**REQUIREMENTS**
Write out again only the lines running from the one that contains "What's the underlying" to the end of the records below, including both the first and the last.

══ SUPPLIED MATERIAL

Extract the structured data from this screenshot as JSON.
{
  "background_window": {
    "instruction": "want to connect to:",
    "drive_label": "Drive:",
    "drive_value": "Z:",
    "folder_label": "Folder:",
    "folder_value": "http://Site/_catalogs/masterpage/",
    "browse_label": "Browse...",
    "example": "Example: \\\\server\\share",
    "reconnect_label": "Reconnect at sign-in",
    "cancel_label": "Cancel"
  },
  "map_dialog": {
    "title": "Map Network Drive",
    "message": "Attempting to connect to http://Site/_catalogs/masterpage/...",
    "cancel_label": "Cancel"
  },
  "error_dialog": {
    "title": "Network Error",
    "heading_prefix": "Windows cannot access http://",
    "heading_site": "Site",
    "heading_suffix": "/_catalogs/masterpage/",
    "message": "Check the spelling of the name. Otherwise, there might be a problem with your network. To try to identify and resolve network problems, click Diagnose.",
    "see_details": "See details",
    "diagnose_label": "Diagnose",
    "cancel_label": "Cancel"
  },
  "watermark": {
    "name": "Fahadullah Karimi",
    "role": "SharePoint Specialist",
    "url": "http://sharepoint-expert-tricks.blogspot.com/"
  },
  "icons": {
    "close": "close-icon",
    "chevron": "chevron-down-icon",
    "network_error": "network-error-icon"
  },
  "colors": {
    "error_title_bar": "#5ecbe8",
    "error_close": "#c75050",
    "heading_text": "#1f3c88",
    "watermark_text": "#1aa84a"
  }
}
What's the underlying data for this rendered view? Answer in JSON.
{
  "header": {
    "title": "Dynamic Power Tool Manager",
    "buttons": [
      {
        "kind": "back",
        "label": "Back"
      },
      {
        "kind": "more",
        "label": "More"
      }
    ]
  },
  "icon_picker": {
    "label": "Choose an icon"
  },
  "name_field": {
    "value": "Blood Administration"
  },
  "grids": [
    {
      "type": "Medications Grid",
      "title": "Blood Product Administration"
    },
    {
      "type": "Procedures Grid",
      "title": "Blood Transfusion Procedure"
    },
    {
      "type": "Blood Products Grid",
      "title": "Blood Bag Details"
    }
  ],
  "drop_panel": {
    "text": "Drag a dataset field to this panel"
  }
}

════

**TASK ANSWER**
What's the underlying data for this rendered view? Answer in JSON.
{
  "header": {
    "title": "Dynamic Power Tool Manager",
    "buttons": [
      {
        "kind": "back",
        "label": "Back"
      },
      {
        "kind": "more",
        "label": "More"
      }
    ]
  },
  "icon_picker": {
    "label": "Choose an icon"
  },
  "name_field": {
    "value": "Blood Administration"
  },
  "grids": [
    {
      "type": "Medications Grid",
      "title": "Blood Product Administration"
    },
    {
      "type": "Procedures Grid",
      "title": "Blood Transfusion Procedure"
    },
    {
      "type": "Blood Products Grid",
      "title": "Blood Bag Details"
    }
  ],
  "drop_panel": {
    "text": "Drag a dataset field to this panel"
  }
}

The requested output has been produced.